■ Задание 1 ■
Перепишите без изменений фрагмент записей от строки, содержащей «bar-males-8 xyxy=(248,368,254,438)», до строки, содержащей «bar-composite-11 xyxy=(316,414,322,438)», включая обе эти строки.

Не менее важным для судебного расследования полагал Жан Боден и поиски так называемой метки дьявола на теле предполагаемой ведьмы или колдуна, хотя и предупреждал своих читателей, что найти подобный след очень непросто, поскольку обычно располагается он в потайных местах[1128]. И хотя очень многие европейские демонологи полностью разделяли точку зрения прославленного французского юриста, метки все же не относились к собственным отличительным чертам подозреваемых в занятиях колдовством и ничего не давали для понимания того, как выглядели эти люди в обычной жизни, т. е. до того, как бывали арестованы, обысканы и осмотрены в тюрьме или в суде[1129].

■ Задание 2 ■
Сократите абзац фрагмента о метке дьявола, начинающийся словами «Не менее важным для судебного расследования», сохранив его основные факты.

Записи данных

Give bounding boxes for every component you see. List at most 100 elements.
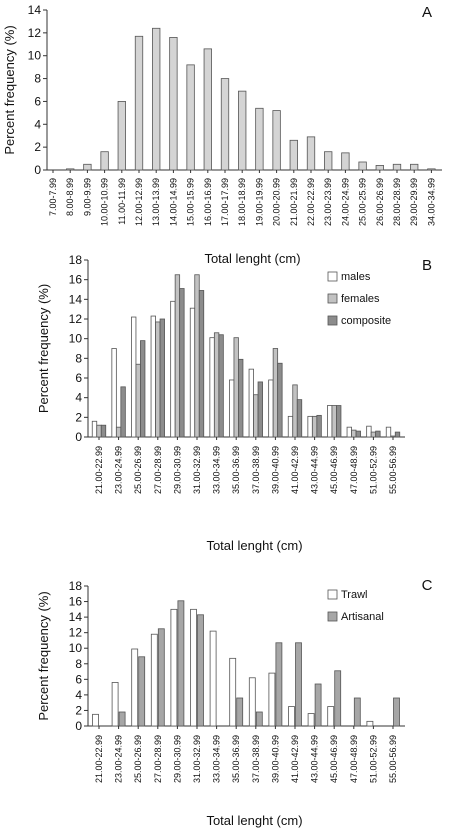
bar-males-8 xyxy=(248,368,254,438)
bar-males-15 xyxy=(385,426,392,438)
y-tick-label: 8 xyxy=(34,72,41,86)
legend-swatch-trawl xyxy=(327,589,338,600)
bar-males-4 xyxy=(170,300,176,438)
bar-males-12 xyxy=(327,405,333,438)
bar-artisanal-11 xyxy=(314,683,322,727)
bar-females-4 xyxy=(174,274,181,438)
bar-trawl-7 xyxy=(229,657,237,727)
bar-males-6 xyxy=(209,337,215,438)
bar-trawl-12 xyxy=(327,706,335,727)
bar-artisanal-2 xyxy=(138,656,146,727)
bar-artisanal-12 xyxy=(334,670,342,727)
x-tick-label: 39.00-40.99 xyxy=(270,735,280,783)
y-tick-label: 10 xyxy=(28,49,42,63)
bar-composite-13 xyxy=(355,430,361,438)
bar-composite-9 xyxy=(277,362,283,438)
bar-females-7 xyxy=(233,337,239,438)
y-tick-label: 10 xyxy=(69,641,83,655)
bar-8 xyxy=(186,64,195,171)
bar-composite-11 xyxy=(316,414,322,438)
y-tick-label: 12 xyxy=(28,26,42,40)
bar-males-9 xyxy=(268,379,274,438)
y-tick-label: 2 xyxy=(75,703,82,717)
bar-12 xyxy=(255,107,264,171)
bar-13 xyxy=(272,110,281,171)
y-tick-label: 16 xyxy=(69,273,83,287)
legend-label-composite: composite xyxy=(341,315,391,327)
bar-artisanal-1 xyxy=(118,711,126,727)
panel-label-b: B xyxy=(422,257,432,274)
x-tick-label: 26.00-26.99 xyxy=(375,178,385,226)
y-tick-label: 4 xyxy=(75,391,82,405)
bar-18 xyxy=(358,161,367,171)
bar-males-14 xyxy=(366,425,372,438)
bar-16 xyxy=(324,151,333,171)
bar-composite-12 xyxy=(336,405,342,438)
x-tick-label: 25.00-26.99 xyxy=(133,446,143,494)
y-tick-label: 18 xyxy=(69,579,83,593)
y-tick-label: 6 xyxy=(75,672,82,686)
bar-2 xyxy=(83,163,92,171)
x-tick-label: 45.00-46.99 xyxy=(329,735,339,783)
x-tick-label: 34.00-34.99 xyxy=(426,178,436,226)
x-tick-label: 45.00-46.99 xyxy=(329,446,339,494)
bar-composite-3 xyxy=(159,318,165,438)
x-tick-label: 15.00-15.99 xyxy=(186,178,196,226)
x-tick-label: 20.00-20.99 xyxy=(272,178,282,226)
bar-males-3 xyxy=(150,315,156,438)
x-tick-label: 17.00-17.99 xyxy=(220,178,230,226)
x-tick-label: 23.00-24.99 xyxy=(114,735,124,783)
bar-artisanal-8 xyxy=(255,711,263,727)
bar-females-9 xyxy=(272,348,279,438)
bar-9 xyxy=(203,48,212,171)
x-tick-label: 7.00-7.99 xyxy=(48,178,58,216)
bar-females-11 xyxy=(311,415,318,438)
bar-females-13 xyxy=(351,429,357,438)
x-tick-label: 28.00-28.99 xyxy=(392,178,402,226)
x-tick-label: 8.00-8.99 xyxy=(65,178,75,216)
y-tick-label: 10 xyxy=(69,332,83,346)
bar-14 xyxy=(289,139,298,171)
bar-trawl-2 xyxy=(131,648,139,727)
bar-trawl-9 xyxy=(268,672,276,727)
y-tick-label: 16 xyxy=(69,595,83,609)
bar-females-5 xyxy=(194,274,200,438)
y-tick-label: 0 xyxy=(75,719,82,733)
bar-17 xyxy=(341,152,350,171)
bar-trawl-3 xyxy=(150,633,158,727)
y-tick-label: 0 xyxy=(75,430,82,444)
bar-trawl-14 xyxy=(366,720,374,727)
bar-artisanal-13 xyxy=(353,697,361,727)
x-tick-label: 14.00-14.99 xyxy=(168,178,178,226)
x-tick-label: 37.00-38.99 xyxy=(251,446,261,494)
x-tick-label: 55.00-56.99 xyxy=(388,735,398,783)
bar-4 xyxy=(117,101,126,171)
bar-males-13 xyxy=(346,426,352,438)
x-tick-label: 51.00-52.99 xyxy=(368,735,378,783)
bar-males-0 xyxy=(91,420,98,438)
x-tick-label: 47.00-48.99 xyxy=(349,446,359,494)
x-tick-label: 19.00-19.99 xyxy=(254,178,264,226)
bar-composite-14 xyxy=(375,430,381,438)
y-tick-label: 14 xyxy=(69,292,83,306)
x-tick-label: 51.00-52.99 xyxy=(368,446,378,494)
y-axis-title: Percent frequency (%) xyxy=(2,25,17,154)
y-tick-label: 2 xyxy=(75,410,82,424)
x-axis-title: Total lenght (cm) xyxy=(206,538,302,553)
y-tick-label: 8 xyxy=(75,657,82,671)
y-tick-label: 8 xyxy=(75,351,82,365)
x-tick-label: 55.00-56.99 xyxy=(388,446,398,494)
y-tick-label: 6 xyxy=(34,94,41,108)
legend-swatch-artisanal xyxy=(327,611,338,622)
bar-22 xyxy=(427,168,436,171)
bar-composite-0 xyxy=(100,424,107,438)
y-tick-label: 12 xyxy=(69,312,83,326)
bar-trawl-10 xyxy=(288,706,295,727)
bar-3 xyxy=(100,151,109,171)
x-tick-label: 31.00-32.99 xyxy=(192,735,202,783)
legend-swatch-composite xyxy=(327,315,338,326)
x-tick-label: 21.00-21.99 xyxy=(289,178,299,226)
x-axis-title: Total lenght (cm) xyxy=(206,813,302,828)
bar-artisanal-7 xyxy=(236,697,244,727)
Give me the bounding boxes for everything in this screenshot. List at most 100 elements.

■ Ответ 1 ■
bar-males-8 xyxy=(248,368,254,438)
bar-males-15 xyxy=(385,426,392,438)
y-tick-label: 8 xyxy=(34,72,41,86)
legend-swatch-trawl xyxy=(327,589,338,600)
bar-males-4 xyxy=(170,300,176,438)
bar-males-12 xyxy=(327,405,333,438)
bar-artisanal-11 xyxy=(314,683,322,727)
bar-females-4 xyxy=(174,274,181,438)
bar-trawl-7 xyxy=(229,657,237,727)
bar-males-6 xyxy=(209,337,215,438)
bar-trawl-12 xyxy=(327,706,335,727)
bar-artisanal-2 xyxy=(138,656,146,727)
bar-artisanal-12 xyxy=(334,670,342,727)
x-tick-label: 39.00-40.99 xyxy=(270,735,280,783)
y-tick-label: 10 xyxy=(28,49,42,63)
bar-composite-13 xyxy=(355,430,361,438)
bar-composite-9 xyxy=(277,362,283,438)
bar-females-7 xyxy=(233,337,239,438)
y-tick-label: 10 xyxy=(69,641,83,655)
bar-8 xyxy=(186,64,195,171)
bar-composite-11 xyxy=(316,414,322,438)

■ Ответ 2 ■
Жан Боден считал важным для судебного расследования поиск метки дьявола на теле предполагаемой ведьмы или колдуна. При этом он предупреждал, что найти её трудно, поскольку она обычно располагается в потайных местах. Многие европейские демонологи разделяли его точку зрения. Однако метки не относились к собственным отличительным чертам подозреваемых. Они не давали понять, как эти люди выглядели в обычной жизни до ареста, обыска и осмотра в тюрьме или в суде.